Box annotation data:
┏━━

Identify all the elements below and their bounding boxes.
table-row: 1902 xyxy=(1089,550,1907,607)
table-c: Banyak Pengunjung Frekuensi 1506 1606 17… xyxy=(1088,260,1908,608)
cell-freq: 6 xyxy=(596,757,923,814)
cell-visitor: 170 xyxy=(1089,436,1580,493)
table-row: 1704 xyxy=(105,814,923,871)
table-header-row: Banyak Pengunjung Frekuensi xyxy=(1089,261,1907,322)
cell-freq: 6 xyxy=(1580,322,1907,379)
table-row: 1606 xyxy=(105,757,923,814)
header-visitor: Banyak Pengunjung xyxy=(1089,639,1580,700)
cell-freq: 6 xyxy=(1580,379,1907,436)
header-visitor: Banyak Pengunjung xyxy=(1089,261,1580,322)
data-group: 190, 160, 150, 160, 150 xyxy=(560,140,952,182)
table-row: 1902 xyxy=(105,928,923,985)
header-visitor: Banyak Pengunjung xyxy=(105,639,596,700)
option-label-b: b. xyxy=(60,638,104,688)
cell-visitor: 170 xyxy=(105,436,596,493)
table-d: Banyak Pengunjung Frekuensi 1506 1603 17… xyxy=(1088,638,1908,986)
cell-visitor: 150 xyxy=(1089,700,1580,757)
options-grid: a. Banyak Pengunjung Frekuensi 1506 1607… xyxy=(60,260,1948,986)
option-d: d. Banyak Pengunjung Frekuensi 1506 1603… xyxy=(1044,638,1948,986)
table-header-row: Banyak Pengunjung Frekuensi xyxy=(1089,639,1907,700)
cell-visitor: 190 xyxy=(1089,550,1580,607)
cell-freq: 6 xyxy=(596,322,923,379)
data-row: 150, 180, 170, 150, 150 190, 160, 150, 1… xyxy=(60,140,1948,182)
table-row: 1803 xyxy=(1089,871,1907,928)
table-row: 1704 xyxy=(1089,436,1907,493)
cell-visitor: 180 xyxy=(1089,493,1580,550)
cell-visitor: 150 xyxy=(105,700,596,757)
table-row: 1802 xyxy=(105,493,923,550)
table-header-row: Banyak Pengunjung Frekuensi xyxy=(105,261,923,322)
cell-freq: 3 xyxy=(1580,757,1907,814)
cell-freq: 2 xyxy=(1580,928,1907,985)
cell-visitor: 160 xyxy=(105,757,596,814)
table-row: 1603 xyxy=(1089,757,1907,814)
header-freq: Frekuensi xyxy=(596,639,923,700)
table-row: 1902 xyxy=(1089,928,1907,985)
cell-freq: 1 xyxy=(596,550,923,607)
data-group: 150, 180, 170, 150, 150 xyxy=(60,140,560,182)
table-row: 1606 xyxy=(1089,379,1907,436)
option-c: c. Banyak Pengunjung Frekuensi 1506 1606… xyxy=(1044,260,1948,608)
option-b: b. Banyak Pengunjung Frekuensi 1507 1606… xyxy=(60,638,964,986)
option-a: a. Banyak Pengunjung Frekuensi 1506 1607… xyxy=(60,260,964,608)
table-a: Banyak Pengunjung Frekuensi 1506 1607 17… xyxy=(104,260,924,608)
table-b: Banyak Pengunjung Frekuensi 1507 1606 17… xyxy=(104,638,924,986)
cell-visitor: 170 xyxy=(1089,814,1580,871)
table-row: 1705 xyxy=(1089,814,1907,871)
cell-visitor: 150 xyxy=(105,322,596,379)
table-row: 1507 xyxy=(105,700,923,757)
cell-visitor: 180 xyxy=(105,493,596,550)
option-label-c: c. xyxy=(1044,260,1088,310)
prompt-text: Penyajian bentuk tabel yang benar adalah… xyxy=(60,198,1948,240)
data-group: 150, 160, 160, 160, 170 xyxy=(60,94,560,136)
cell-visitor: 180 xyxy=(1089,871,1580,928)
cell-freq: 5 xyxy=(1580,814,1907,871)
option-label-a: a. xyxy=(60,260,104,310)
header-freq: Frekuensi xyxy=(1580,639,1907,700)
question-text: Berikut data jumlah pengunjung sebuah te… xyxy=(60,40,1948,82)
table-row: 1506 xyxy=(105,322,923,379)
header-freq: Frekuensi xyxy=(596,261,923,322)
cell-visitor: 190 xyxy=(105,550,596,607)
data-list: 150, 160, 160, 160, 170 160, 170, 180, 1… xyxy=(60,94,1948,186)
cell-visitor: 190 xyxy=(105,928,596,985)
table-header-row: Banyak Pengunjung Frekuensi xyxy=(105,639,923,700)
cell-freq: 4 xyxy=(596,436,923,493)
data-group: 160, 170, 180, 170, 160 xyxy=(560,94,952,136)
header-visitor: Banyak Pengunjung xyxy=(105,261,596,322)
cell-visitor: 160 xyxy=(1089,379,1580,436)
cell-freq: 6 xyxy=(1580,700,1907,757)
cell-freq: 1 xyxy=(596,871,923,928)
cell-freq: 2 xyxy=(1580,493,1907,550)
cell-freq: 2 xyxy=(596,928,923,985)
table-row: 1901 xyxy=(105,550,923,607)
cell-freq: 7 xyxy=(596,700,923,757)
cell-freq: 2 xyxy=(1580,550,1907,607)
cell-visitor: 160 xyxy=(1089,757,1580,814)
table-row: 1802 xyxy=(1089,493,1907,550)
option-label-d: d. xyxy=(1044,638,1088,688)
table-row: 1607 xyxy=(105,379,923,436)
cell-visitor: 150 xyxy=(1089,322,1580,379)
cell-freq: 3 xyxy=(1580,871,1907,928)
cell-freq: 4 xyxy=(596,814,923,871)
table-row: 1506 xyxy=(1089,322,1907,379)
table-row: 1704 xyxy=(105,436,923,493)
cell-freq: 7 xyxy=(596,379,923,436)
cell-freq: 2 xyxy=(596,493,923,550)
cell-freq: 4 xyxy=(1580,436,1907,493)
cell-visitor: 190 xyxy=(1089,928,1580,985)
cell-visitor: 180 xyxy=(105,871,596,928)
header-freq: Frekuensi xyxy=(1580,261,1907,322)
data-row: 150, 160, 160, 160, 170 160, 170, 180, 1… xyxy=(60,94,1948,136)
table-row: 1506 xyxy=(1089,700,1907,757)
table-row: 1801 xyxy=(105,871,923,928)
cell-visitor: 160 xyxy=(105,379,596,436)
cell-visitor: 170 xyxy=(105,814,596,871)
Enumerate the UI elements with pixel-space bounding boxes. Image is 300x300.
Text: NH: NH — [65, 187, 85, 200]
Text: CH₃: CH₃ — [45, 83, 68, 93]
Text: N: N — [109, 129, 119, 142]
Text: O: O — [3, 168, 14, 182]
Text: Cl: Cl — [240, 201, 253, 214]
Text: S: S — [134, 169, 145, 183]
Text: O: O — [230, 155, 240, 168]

┗━━

Copy out the listing above, swapping every "Frekuensi" for "Frequency" and keeping everything else the same.

Identify all the elements below and their bounding boxes.
table-row: 1902 xyxy=(1089,550,1907,607)
table-c: Banyak Pengunjung Frequency 1506 1606 17… xyxy=(1088,260,1908,608)
cell-freq: 6 xyxy=(596,757,923,814)
cell-visitor: 170 xyxy=(1089,436,1580,493)
table-row: 1704 xyxy=(105,814,923,871)
table-header-row: Banyak Pengunjung Frequency xyxy=(1089,261,1907,322)
cell-freq: 6 xyxy=(1580,322,1907,379)
table-row: 1606 xyxy=(105,757,923,814)
header-visitor: Banyak Pengunjung xyxy=(1089,639,1580,700)
cell-freq: 6 xyxy=(1580,379,1907,436)
header-visitor: Banyak Pengunjung xyxy=(1089,261,1580,322)
data-group: 190, 160, 150, 160, 150 xyxy=(560,140,952,182)
table-row: 1902 xyxy=(105,928,923,985)
header-visitor: Banyak Pengunjung xyxy=(105,639,596,700)
option-label-b: b. xyxy=(60,638,104,688)
cell-visitor: 170 xyxy=(105,436,596,493)
table-d: Banyak Pengunjung Frequency 1506 1603 17… xyxy=(1088,638,1908,986)
cell-visitor: 150 xyxy=(1089,700,1580,757)
options-grid: a. Banyak Pengunjung Frequency 1506 1607… xyxy=(60,260,1948,986)
option-d: d. Banyak Pengunjung Frequency 1506 1603… xyxy=(1044,638,1948,986)
table-header-row: Banyak Pengunjung Frequency xyxy=(1089,639,1907,700)
cell-visitor: 190 xyxy=(1089,550,1580,607)
cell-freq: 6 xyxy=(596,322,923,379)
data-row: 150, 180, 170, 150, 150 190, 160, 150, 1… xyxy=(60,140,1948,182)
table-row: 1803 xyxy=(1089,871,1907,928)
table-row: 1704 xyxy=(1089,436,1907,493)
cell-visitor: 180 xyxy=(1089,493,1580,550)
cell-visitor: 150 xyxy=(105,700,596,757)
table-row: 1802 xyxy=(105,493,923,550)
table-header-row: Banyak Pengunjung Frequency xyxy=(105,261,923,322)
cell-freq: 3 xyxy=(1580,757,1907,814)
cell-freq: 2 xyxy=(1580,928,1907,985)
cell-visitor: 160 xyxy=(105,757,596,814)
table-row: 1603 xyxy=(1089,757,1907,814)
header-freq: Frequency xyxy=(596,639,923,700)
table-row: 1902 xyxy=(1089,928,1907,985)
cell-freq: 1 xyxy=(596,550,923,607)
data-group: 150, 180, 170, 150, 150 xyxy=(60,140,560,182)
table-row: 1606 xyxy=(1089,379,1907,436)
option-c: c. Banyak Pengunjung Frequency 1506 1606… xyxy=(1044,260,1948,608)
option-b: b. Banyak Pengunjung Frequency 1507 1606… xyxy=(60,638,964,986)
option-a: a. Banyak Pengunjung Frequency 1506 1607… xyxy=(60,260,964,608)
table-a: Banyak Pengunjung Frequency 1506 1607 17… xyxy=(104,260,924,608)
table-b: Banyak Pengunjung Frequency 1507 1606 17… xyxy=(104,638,924,986)
cell-visitor: 170 xyxy=(1089,814,1580,871)
table-row: 1705 xyxy=(1089,814,1907,871)
cell-visitor: 150 xyxy=(105,322,596,379)
table-row: 1507 xyxy=(105,700,923,757)
cell-visitor: 180 xyxy=(105,493,596,550)
option-label-c: c. xyxy=(1044,260,1088,310)
prompt-text: Penyajian bentuk tabel yang benar adalah… xyxy=(60,198,1948,240)
data-group: 150, 160, 160, 160, 170 xyxy=(60,94,560,136)
cell-visitor: 180 xyxy=(1089,871,1580,928)
cell-freq: 5 xyxy=(1580,814,1907,871)
option-label-a: a. xyxy=(60,260,104,310)
header-freq: Frequency xyxy=(1580,639,1907,700)
question-text: Berikut data jumlah pengunjung sebuah te… xyxy=(60,40,1948,82)
table-row: 1506 xyxy=(105,322,923,379)
header-freq: Frequency xyxy=(596,261,923,322)
cell-visitor: 190 xyxy=(105,550,596,607)
data-list: 150, 160, 160, 160, 170 160, 170, 180, 1… xyxy=(60,94,1948,186)
cell-visitor: 190 xyxy=(105,928,596,985)
table-header-row: Banyak Pengunjung Frequency xyxy=(105,639,923,700)
cell-freq: 4 xyxy=(596,436,923,493)
data-group: 160, 170, 180, 170, 160 xyxy=(560,94,952,136)
header-visitor: Banyak Pengunjung xyxy=(105,261,596,322)
cell-visitor: 160 xyxy=(1089,379,1580,436)
cell-freq: 6 xyxy=(1580,700,1907,757)
cell-freq: 1 xyxy=(596,871,923,928)
cell-freq: 2 xyxy=(1580,493,1907,550)
cell-freq: 2 xyxy=(596,928,923,985)
table-row: 1901 xyxy=(105,550,923,607)
cell-freq: 7 xyxy=(596,700,923,757)
cell-freq: 2 xyxy=(1580,550,1907,607)
cell-visitor: 160 xyxy=(1089,757,1580,814)
table-row: 1802 xyxy=(1089,493,1907,550)
option-label-d: d. xyxy=(1044,638,1088,688)
table-row: 1607 xyxy=(105,379,923,436)
cell-visitor: 150 xyxy=(1089,322,1580,379)
cell-freq: 3 xyxy=(1580,871,1907,928)
cell-freq: 4 xyxy=(596,814,923,871)
table-row: 1506 xyxy=(1089,322,1907,379)
table-row: 1704 xyxy=(105,436,923,493)
cell-freq: 7 xyxy=(596,379,923,436)
cell-freq: 2 xyxy=(596,493,923,550)
cell-freq: 4 xyxy=(1580,436,1907,493)
cell-visitor: 190 xyxy=(1089,928,1580,985)
cell-visitor: 180 xyxy=(105,871,596,928)
header-freq: Frequency xyxy=(1580,261,1907,322)
data-row: 150, 160, 160, 160, 170 160, 170, 180, 1… xyxy=(60,94,1948,136)
table-row: 1506 xyxy=(1089,700,1907,757)
table-row: 1801 xyxy=(105,871,923,928)
cell-visitor: 160 xyxy=(105,379,596,436)
cell-visitor: 170 xyxy=(105,814,596,871)
Enumerate the UI elements with pixel-space bounding boxes. Image is 300x300.
Text: NH: NH — [65, 187, 85, 200]
Text: CH₃: CH₃ — [45, 83, 68, 93]
Text: N: N — [109, 129, 119, 142]
Text: O: O — [3, 168, 14, 182]
Text: Cl: Cl — [240, 201, 253, 214]
Text: S: S — [134, 169, 145, 183]
Text: O: O — [230, 155, 240, 168]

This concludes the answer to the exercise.